§ **WHAT TO WORK ON**
Copy every line in which the string "Soil" occurs.

##### GIVEN DATA #####

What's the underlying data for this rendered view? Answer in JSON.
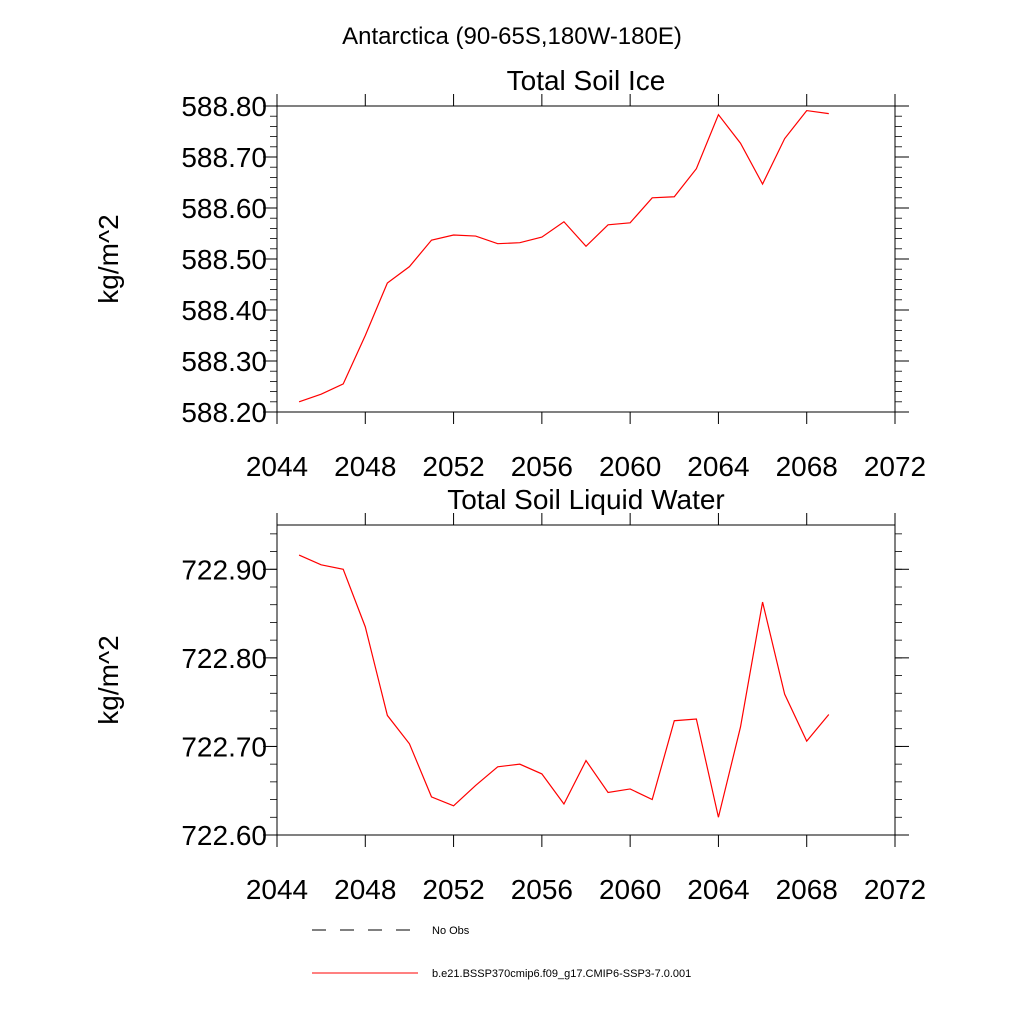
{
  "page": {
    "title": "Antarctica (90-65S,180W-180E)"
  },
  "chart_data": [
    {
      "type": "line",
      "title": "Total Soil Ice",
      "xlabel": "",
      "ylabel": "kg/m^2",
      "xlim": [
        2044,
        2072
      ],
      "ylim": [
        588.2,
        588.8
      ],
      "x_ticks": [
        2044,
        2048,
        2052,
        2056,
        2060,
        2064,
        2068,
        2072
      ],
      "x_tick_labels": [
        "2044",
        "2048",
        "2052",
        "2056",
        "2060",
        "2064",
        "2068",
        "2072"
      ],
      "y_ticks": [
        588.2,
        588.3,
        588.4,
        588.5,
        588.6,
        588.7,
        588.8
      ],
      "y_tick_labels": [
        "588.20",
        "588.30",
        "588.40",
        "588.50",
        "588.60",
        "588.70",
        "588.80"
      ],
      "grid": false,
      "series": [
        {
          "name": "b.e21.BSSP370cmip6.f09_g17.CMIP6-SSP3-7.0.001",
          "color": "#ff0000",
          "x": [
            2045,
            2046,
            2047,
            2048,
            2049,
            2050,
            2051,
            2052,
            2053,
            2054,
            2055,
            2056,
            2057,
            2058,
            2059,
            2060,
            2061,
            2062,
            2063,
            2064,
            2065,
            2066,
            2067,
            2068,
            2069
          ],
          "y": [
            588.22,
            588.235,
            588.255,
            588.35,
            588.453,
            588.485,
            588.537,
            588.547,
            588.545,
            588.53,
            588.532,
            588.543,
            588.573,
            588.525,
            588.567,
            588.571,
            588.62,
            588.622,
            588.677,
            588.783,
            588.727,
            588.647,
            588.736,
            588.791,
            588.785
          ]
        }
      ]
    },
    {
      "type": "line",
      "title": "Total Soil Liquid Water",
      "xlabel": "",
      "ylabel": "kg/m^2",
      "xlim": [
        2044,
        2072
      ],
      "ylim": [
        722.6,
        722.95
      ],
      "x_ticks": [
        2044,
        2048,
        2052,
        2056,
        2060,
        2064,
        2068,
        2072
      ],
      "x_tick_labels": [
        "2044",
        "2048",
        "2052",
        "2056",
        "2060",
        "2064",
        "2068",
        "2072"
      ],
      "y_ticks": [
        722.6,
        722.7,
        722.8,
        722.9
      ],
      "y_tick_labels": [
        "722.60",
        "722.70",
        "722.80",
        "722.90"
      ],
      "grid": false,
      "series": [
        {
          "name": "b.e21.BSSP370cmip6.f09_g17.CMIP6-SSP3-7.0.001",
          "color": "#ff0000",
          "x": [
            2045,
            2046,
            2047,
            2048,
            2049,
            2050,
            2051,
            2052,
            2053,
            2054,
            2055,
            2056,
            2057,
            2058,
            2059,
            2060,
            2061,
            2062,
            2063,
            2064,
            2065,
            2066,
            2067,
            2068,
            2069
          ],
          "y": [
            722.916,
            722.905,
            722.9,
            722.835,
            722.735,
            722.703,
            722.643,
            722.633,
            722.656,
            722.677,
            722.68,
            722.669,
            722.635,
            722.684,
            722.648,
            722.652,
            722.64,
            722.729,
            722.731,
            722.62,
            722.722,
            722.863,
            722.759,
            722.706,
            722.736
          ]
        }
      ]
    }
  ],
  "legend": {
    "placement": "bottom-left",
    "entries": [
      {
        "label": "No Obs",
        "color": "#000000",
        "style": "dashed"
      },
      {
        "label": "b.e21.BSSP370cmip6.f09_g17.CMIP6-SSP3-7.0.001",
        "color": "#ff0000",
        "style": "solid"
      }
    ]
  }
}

#####

§ **EXERCISE OUTPUT**
      "title": "Total Soil Ice",
      "title": "Total Soil Liquid Water",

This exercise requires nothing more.